--- start of Text passage ---

@jessegrabowski: Thank you for your prompt reply 
I am interested in a branching process. It starts with a single particle that first accumulates y and then divides into two new particles. After the division, the y of the parent is divided equally between the two daughter particles.
A minimal model following this logic is given below:
import numpy as np
import pymc as pm
def get_keys(N_generation):
""" Generate a binary Galton-Watson branching process (BP).
The process starts with one particle 'R', upon dying it gives birth to two
new particles 'R0' and 'R1', each behaving the same is its mother...
"""
keys = []
waiting_list = ['R']
while waiting_list:
key = waiting_list.pop(0)
keys.append(key)
for daughter in ['0', '1']:
if len(key) < N_generation:
waiting_list.append(key + daughter)
return keys
def get_lifetime(key):
""" Return lifetime for given particle (key).
Assume that each particles lifetime is 1. So the first particle 'R' is
observed from t=0 to t=1. It then give birth to 'R0' and 'R1', both living
one time step, i.e. t=1 to t=2. And so on...
"""
return np.linspace(len(key) - 1, len(key), 100)
def model(t, mu, y_0):
""" Exponential growth model."""
t_0 = np.min(t)
return y_0 * np.exp(mu * (t - t_0))
def get_y_0(key, mu, y_0_R):
""" Return y_0 for the likelihood.
Note, as the initial condition is inherited, it depends on all growth rate
of its ancestors and the intial condition 'y_0_R' of 'R'.
"""
if key == 'R':
y_0 = y_0_R
else:
mother = key[:-1]
# y of mother at its last timepoint is splitted equally between
# both daughters
y_0 = 0.5 * model(t=get_lifetime(key=mother),
mu=mu[mother],
y_0=get_y_0(key=mother,
mu=mu,
y_0_R=y_0_R))[-1]
return y_0
# get keys for BP with 7 generations
# Note, starting from 7 gen and higher, the code generates the error
keys = get_keys(N_generation=7)
# generate observed data
y_observed = {}
for key in keys:
t = get_lifetime(key)
# the initial value of the particle is inherited by the mother particle
# in case of the mother assume y0 = 1
if key == 'R':
y_0 = 1
else:
mother = key[:-1]
# Note, as keys are sorted, the mother entry always exists
y_0 = 0.5 * y_observed[mother][-1]
# for simplicity, assume that all particles follow the same exponential
# growth model with normal noise and have the same true growth rate
# mu = log(2) and sigma = 0.2
y_observed[key] = np.random.normal(loc=model(t=t,
mu=np.log(2),
y_0=y_0),
scale=0.2)
with pm.Model() as pymc_model:
mu, y, y_data = {}, {}, {}
# assume that sigma should be shared among all particles
sigma = pm.Normal('sigma')
y_0_R = pm.Uniform('y_0_R', 0, 2)
# add a rv (mu) for each particle
for key in keys:
mu[key] = pm.Uniform(f'mu_{key}', 0, 2)
# add the likelihood of the observation (y) for each particle
for key in keys:
# get the initial condition for the given particle
y_0 = get_y_0(key, mu, y_0_R)
# Expected value of outcome
y_expected = model(t=get_lifetime(key),
mu=mu[key],
y_0=y_0)
# Here, we create a 'pm.ConstantData' containers to hold the
# observations, as thisa container is passed to the 'observed'
y_data[key] = pm.ConstantData('y_data_' + key, y_observed[key])
y[key] = pm.Normal(f'y_{key}',
mu=y_expected,
sigma=sigma,
observed=y_data[key])
pymc_trace = pm.sample()

--- end of Text passage ---
--- start of Data ---

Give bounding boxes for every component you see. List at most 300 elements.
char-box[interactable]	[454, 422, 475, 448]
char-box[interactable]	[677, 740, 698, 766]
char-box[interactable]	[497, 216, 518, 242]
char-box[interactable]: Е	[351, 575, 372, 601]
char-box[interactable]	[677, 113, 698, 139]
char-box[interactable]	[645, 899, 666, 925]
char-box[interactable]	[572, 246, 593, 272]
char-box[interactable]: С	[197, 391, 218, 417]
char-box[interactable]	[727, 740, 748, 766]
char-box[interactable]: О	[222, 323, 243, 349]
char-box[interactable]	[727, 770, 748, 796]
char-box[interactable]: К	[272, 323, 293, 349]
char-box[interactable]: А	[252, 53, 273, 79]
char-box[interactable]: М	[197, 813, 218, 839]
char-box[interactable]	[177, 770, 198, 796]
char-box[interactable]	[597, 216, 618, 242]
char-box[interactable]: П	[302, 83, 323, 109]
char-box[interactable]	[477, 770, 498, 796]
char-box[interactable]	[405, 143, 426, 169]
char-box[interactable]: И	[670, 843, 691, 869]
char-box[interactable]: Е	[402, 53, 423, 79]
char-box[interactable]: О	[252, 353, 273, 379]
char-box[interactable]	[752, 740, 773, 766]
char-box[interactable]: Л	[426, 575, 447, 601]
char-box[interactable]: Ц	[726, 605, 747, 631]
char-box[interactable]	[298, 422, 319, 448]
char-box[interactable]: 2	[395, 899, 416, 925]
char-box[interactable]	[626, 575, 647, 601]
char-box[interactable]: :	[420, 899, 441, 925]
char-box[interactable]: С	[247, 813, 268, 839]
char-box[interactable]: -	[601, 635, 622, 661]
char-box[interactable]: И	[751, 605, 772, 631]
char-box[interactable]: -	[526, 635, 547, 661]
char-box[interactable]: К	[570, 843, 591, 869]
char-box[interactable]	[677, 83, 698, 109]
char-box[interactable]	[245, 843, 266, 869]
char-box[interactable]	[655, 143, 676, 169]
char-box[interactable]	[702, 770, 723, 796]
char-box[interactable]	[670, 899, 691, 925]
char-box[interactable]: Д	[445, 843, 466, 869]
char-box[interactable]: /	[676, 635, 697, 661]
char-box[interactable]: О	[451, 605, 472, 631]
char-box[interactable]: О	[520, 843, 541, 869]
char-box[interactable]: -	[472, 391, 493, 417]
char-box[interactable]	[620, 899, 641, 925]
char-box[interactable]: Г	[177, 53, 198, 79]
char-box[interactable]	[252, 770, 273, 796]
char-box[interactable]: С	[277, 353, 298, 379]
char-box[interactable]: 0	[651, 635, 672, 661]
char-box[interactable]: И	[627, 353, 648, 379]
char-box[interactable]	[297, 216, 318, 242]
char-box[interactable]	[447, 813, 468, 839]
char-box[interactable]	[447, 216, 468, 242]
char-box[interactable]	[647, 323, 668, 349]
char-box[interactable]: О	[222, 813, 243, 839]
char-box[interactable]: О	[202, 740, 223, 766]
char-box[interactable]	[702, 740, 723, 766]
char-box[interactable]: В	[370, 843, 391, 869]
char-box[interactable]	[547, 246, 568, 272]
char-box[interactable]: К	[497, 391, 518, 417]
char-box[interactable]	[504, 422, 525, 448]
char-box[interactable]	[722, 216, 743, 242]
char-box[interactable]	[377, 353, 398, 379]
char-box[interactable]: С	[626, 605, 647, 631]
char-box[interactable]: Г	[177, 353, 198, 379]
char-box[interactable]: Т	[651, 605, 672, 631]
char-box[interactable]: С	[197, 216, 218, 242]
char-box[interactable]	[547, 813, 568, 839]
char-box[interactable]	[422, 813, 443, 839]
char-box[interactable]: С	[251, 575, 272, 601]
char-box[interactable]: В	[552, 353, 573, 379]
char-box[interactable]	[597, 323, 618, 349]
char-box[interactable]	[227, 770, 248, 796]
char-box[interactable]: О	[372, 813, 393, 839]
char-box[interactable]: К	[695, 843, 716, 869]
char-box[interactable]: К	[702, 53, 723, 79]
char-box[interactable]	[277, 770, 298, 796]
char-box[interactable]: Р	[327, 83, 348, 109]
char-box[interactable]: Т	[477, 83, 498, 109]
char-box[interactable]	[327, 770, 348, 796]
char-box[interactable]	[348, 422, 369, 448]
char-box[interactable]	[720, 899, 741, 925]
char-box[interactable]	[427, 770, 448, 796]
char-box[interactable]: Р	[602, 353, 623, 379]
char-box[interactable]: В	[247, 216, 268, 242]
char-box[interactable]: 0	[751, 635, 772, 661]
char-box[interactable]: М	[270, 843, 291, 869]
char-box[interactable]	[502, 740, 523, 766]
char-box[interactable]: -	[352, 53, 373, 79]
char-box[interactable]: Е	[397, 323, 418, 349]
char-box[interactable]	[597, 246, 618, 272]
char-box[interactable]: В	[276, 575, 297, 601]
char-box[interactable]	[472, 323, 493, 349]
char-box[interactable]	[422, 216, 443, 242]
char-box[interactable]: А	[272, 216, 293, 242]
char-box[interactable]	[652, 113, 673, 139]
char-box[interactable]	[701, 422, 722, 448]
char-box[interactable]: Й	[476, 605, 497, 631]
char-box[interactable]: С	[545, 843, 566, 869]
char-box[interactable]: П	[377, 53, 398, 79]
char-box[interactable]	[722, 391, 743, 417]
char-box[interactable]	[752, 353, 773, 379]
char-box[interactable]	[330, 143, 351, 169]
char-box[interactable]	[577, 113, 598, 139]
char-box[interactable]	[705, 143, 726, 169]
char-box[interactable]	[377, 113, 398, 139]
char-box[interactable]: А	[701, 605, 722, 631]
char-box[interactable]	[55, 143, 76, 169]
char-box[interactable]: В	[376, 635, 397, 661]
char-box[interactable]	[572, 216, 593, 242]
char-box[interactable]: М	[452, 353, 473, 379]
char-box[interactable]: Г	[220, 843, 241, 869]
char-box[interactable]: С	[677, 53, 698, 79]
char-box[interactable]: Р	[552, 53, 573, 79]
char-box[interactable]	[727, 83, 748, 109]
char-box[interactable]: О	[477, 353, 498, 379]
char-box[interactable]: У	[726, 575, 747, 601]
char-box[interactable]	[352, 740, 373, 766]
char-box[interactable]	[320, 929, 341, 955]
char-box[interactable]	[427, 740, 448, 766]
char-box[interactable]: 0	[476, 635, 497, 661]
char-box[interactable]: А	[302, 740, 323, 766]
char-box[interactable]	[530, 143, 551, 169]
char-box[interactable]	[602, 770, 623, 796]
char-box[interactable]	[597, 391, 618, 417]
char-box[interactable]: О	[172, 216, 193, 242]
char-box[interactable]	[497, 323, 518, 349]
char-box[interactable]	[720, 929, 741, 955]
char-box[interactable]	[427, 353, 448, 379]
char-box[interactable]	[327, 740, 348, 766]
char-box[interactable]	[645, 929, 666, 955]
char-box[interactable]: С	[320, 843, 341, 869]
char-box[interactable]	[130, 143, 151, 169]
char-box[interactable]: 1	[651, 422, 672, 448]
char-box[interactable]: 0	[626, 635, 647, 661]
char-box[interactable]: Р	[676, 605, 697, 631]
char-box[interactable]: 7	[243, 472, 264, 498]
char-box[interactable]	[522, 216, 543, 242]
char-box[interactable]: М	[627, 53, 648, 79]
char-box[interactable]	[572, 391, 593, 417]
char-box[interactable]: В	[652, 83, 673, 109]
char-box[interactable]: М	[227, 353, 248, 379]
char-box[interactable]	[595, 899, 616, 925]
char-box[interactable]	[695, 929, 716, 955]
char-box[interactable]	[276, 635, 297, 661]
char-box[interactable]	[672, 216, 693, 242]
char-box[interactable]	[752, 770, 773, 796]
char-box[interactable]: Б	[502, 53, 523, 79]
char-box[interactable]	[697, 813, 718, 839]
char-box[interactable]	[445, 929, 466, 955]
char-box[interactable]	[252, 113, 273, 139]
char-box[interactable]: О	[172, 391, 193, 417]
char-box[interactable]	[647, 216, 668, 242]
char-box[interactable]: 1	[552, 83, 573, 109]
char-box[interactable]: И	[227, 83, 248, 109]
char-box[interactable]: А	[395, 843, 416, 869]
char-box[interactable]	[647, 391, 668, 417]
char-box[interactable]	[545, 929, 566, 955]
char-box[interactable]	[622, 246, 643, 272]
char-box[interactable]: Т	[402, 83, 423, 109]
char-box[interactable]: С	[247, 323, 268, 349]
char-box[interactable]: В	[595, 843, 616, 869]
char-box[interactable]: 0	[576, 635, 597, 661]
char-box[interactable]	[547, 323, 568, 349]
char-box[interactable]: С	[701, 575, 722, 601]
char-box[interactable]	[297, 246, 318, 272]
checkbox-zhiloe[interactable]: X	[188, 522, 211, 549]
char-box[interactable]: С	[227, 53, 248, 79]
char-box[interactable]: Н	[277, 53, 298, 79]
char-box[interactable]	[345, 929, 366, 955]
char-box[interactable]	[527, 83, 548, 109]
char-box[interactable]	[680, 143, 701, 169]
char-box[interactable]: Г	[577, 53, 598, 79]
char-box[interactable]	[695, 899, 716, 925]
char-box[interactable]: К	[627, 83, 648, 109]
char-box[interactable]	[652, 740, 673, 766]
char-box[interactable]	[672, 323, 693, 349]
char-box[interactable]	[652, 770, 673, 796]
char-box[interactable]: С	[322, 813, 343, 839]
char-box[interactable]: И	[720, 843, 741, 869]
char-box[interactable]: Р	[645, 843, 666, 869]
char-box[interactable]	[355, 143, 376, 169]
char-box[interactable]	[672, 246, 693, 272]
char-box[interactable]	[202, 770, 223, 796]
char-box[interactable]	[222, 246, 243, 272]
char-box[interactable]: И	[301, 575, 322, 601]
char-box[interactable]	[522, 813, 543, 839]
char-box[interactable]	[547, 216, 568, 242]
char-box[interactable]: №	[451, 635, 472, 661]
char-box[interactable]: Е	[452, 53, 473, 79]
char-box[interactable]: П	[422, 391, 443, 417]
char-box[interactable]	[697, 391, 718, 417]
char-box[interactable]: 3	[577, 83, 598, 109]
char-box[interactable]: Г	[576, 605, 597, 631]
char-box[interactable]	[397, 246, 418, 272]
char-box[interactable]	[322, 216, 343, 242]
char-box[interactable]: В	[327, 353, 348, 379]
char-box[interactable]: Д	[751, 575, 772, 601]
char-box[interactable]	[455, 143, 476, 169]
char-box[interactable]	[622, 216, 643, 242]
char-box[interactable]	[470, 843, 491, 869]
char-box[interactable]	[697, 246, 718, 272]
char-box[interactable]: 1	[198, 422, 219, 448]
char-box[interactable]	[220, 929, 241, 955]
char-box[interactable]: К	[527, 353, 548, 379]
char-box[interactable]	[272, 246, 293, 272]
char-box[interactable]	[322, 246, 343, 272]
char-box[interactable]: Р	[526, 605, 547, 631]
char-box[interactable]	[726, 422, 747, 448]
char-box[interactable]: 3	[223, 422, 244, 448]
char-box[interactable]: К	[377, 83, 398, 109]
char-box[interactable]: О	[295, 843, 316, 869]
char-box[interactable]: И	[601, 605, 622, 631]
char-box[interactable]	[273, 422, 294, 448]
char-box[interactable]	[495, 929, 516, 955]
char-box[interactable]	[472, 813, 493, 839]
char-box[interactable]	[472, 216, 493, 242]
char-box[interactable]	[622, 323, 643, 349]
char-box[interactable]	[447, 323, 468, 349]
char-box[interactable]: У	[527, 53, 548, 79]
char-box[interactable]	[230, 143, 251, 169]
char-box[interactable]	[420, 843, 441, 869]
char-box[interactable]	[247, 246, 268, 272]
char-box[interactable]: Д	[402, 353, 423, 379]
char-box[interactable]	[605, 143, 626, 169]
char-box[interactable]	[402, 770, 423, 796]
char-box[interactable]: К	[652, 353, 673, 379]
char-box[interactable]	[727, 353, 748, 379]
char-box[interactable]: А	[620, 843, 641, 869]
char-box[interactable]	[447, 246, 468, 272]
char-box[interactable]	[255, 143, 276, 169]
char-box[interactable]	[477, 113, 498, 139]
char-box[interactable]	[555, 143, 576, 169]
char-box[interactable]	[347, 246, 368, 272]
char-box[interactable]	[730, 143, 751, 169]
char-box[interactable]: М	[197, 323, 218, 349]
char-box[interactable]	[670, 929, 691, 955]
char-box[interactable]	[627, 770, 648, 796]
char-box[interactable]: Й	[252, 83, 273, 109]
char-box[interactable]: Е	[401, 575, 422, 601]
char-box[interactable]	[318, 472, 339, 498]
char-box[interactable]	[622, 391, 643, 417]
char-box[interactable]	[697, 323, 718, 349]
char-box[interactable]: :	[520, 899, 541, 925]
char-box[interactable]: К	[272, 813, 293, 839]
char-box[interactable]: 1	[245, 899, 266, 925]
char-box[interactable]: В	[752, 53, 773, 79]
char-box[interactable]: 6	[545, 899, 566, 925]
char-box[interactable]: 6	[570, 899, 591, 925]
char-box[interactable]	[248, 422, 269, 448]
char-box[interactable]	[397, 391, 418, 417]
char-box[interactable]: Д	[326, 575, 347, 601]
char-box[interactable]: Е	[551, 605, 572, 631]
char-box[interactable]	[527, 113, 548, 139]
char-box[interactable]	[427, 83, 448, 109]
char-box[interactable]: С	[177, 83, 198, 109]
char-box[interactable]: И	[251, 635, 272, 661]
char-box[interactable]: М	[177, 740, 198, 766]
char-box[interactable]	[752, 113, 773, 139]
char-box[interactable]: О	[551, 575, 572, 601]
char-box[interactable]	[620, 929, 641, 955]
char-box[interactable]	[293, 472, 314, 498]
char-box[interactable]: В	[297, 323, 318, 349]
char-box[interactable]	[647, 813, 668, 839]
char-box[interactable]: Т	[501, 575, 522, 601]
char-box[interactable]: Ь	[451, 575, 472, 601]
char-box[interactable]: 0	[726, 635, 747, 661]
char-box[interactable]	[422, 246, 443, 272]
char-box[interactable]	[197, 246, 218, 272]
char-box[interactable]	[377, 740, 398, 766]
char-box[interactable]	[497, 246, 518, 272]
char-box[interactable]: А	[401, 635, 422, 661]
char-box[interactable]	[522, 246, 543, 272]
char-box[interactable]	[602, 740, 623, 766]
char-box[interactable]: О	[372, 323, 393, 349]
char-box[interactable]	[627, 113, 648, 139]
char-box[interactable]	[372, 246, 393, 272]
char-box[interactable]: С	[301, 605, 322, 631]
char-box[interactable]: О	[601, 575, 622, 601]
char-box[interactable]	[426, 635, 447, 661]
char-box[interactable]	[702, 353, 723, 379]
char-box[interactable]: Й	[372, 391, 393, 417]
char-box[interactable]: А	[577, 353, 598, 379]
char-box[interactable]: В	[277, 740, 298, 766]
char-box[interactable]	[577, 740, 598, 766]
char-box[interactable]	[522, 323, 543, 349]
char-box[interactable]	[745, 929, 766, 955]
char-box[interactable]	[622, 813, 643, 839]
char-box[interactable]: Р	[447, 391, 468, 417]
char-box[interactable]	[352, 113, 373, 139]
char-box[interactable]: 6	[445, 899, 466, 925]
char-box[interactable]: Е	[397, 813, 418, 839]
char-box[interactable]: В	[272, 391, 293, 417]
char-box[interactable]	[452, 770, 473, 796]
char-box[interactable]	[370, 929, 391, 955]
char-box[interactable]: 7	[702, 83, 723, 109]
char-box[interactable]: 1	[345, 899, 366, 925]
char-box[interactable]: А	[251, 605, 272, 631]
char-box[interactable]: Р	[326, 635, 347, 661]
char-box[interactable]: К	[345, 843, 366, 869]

--- end of Data ---

> _Problems_:
[1] According to the forum post about the branching process, starting from how many generations does the code generate the error?
[2] In the forum post about the branching process, rewrite the part that opens with the words containing "Assume that each" and closes with "t_0 = np.min(t)", replacing "time step" with "unit of time".

> _Solutions for each task_:
[1] 7 generations

[2]
Assume that each particles lifetime is 1. So the first particle 'R' is
observed from t=0 to t=1. It then give birth to 'R0' and 'R1', both living
one unit of time, i.e. t=1 to t=2. And so on...
"""
return np.linspace(len(key) - 1, len(key), 100)
def model(t, mu, y_0):
""" Exponential growth model."""
t_0 = np.min(t)